* Figure data in JSON:
+--

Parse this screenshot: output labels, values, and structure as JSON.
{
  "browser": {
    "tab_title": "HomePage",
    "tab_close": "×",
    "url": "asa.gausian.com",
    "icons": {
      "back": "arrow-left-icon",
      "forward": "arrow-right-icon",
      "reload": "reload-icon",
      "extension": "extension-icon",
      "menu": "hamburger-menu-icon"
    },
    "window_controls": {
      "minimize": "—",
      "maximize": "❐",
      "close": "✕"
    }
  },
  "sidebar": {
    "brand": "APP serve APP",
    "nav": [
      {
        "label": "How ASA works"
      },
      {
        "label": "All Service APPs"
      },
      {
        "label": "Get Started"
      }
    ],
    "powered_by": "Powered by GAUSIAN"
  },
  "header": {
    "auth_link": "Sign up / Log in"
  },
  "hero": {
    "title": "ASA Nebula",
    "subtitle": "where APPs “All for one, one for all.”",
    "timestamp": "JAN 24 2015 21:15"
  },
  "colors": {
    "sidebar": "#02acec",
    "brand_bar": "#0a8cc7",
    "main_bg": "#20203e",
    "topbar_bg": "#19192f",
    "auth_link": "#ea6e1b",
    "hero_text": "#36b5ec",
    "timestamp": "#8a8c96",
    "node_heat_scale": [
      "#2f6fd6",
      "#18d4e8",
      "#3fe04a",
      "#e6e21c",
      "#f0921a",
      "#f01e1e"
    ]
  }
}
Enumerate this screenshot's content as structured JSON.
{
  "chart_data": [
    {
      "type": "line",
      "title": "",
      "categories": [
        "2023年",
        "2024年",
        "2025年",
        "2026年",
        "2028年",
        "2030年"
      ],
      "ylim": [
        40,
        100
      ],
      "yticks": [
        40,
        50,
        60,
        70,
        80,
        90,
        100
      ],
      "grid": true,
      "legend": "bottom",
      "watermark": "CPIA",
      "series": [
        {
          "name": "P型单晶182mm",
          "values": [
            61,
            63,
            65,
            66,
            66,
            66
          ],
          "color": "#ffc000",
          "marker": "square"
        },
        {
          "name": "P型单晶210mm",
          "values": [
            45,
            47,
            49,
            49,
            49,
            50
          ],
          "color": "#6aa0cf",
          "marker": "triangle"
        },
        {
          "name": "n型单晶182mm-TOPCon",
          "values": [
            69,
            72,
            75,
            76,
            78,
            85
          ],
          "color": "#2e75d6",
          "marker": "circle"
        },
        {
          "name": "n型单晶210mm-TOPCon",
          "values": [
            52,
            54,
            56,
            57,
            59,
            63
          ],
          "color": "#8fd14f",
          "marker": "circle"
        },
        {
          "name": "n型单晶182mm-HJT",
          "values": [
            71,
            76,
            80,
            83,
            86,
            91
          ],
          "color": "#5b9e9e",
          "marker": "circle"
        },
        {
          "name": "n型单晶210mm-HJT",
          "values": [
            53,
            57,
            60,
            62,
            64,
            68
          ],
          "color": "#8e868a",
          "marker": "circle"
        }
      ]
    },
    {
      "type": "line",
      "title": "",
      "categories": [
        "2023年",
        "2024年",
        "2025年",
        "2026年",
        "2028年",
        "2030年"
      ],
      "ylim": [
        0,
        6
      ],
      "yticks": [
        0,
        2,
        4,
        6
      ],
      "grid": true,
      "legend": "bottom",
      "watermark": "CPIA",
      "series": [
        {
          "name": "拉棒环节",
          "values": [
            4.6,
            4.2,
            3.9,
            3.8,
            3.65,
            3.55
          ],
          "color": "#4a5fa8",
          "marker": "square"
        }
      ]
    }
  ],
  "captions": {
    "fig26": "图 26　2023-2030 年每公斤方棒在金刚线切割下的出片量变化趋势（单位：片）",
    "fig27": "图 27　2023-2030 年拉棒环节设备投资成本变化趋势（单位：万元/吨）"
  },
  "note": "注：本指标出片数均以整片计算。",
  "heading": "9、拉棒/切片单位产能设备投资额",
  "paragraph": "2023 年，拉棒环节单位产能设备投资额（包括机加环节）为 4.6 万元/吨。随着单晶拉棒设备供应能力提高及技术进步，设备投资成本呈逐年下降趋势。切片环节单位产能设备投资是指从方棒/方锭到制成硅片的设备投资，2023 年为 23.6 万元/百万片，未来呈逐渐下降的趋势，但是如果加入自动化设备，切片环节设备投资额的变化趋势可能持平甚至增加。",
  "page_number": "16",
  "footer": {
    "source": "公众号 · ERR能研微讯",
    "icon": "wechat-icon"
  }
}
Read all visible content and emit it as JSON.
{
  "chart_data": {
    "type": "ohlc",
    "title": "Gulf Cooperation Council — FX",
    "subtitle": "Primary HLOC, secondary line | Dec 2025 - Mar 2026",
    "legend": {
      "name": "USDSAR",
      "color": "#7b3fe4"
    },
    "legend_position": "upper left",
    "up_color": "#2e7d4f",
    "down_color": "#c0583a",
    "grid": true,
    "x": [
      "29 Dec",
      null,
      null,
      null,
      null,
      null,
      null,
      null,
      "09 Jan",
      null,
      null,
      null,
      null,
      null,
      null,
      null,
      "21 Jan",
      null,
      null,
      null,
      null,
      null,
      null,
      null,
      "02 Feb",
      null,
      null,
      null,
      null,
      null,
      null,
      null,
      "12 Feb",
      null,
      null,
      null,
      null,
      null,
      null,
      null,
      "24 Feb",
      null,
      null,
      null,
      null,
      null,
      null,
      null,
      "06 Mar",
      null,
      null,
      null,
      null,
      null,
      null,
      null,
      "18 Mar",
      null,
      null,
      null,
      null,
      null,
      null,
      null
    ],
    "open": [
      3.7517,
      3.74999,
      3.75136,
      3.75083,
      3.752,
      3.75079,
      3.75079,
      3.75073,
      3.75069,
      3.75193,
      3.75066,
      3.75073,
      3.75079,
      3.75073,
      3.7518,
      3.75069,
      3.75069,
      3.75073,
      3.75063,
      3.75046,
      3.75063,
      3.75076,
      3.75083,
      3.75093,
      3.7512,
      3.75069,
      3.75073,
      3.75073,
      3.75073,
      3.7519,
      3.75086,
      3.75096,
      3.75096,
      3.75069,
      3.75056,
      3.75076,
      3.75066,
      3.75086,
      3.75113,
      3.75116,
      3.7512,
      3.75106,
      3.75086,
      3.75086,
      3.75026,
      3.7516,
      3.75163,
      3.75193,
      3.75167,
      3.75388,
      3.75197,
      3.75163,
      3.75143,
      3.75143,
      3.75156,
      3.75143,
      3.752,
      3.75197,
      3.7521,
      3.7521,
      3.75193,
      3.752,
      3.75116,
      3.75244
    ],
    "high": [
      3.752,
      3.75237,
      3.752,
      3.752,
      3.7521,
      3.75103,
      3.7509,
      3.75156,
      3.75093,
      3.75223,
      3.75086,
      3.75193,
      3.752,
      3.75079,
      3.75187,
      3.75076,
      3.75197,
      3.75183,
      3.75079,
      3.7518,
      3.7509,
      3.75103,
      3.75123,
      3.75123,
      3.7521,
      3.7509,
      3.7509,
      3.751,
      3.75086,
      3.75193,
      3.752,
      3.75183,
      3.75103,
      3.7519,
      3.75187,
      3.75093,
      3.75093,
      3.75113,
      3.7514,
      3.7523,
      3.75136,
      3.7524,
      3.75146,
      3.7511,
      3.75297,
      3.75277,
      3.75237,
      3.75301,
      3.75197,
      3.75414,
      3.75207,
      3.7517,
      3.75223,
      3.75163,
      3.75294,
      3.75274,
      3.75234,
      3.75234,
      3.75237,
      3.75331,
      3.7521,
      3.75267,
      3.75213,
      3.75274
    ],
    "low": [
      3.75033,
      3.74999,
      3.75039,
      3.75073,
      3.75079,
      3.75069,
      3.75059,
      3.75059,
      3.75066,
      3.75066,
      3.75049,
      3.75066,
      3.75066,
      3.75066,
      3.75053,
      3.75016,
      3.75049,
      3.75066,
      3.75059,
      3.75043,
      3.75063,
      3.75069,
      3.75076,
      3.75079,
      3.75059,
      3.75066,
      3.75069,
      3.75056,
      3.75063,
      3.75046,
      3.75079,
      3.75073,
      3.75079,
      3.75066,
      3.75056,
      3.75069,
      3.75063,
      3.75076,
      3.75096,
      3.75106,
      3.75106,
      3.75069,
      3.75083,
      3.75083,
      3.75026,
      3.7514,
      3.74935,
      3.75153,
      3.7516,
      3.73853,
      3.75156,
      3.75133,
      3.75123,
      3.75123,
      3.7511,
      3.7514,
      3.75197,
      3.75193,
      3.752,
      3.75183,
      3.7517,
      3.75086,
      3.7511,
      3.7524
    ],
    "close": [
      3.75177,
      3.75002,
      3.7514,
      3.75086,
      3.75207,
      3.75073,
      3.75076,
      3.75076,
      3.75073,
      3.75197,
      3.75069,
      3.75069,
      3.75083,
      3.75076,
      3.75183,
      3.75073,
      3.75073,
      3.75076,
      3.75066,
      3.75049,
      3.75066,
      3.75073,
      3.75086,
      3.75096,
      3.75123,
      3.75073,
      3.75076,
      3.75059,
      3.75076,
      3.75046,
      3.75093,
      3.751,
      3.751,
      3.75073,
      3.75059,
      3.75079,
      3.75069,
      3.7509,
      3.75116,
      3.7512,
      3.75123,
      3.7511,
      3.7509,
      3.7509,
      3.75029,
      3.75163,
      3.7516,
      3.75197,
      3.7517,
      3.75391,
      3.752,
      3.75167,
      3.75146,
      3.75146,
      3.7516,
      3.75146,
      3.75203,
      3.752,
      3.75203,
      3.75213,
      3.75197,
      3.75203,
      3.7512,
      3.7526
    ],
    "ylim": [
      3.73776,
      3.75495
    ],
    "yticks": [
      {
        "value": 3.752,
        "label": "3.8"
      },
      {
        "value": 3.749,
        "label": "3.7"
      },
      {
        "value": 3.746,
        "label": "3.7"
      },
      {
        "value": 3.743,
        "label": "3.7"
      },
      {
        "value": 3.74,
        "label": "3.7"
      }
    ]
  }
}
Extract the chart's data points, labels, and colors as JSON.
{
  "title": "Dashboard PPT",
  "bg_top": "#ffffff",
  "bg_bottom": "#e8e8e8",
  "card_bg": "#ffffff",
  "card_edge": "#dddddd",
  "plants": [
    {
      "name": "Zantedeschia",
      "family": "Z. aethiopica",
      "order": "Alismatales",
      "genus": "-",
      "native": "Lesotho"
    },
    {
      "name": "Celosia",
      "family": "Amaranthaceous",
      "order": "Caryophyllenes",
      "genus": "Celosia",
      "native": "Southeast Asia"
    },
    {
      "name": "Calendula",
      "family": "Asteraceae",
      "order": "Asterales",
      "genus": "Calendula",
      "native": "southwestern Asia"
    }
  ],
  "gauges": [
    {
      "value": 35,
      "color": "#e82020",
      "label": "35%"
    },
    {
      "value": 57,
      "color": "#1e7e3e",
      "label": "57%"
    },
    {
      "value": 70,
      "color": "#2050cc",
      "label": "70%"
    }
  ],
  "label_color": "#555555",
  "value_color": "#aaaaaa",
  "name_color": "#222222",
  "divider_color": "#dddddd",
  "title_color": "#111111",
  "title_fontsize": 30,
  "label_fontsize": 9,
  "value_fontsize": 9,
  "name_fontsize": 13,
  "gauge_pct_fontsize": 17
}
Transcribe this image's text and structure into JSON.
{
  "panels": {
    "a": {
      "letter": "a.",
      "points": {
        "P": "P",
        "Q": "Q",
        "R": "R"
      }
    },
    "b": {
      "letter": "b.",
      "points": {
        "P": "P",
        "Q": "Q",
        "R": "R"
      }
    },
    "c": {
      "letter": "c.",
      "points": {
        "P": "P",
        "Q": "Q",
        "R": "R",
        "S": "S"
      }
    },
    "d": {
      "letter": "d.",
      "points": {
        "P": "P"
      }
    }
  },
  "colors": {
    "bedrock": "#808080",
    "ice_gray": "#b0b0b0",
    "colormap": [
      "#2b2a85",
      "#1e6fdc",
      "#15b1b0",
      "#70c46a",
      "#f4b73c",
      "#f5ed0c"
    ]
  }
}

+--

Give the number of lines in the entries above that include the string "TOPCon". No other output is expected.

* Final result: 2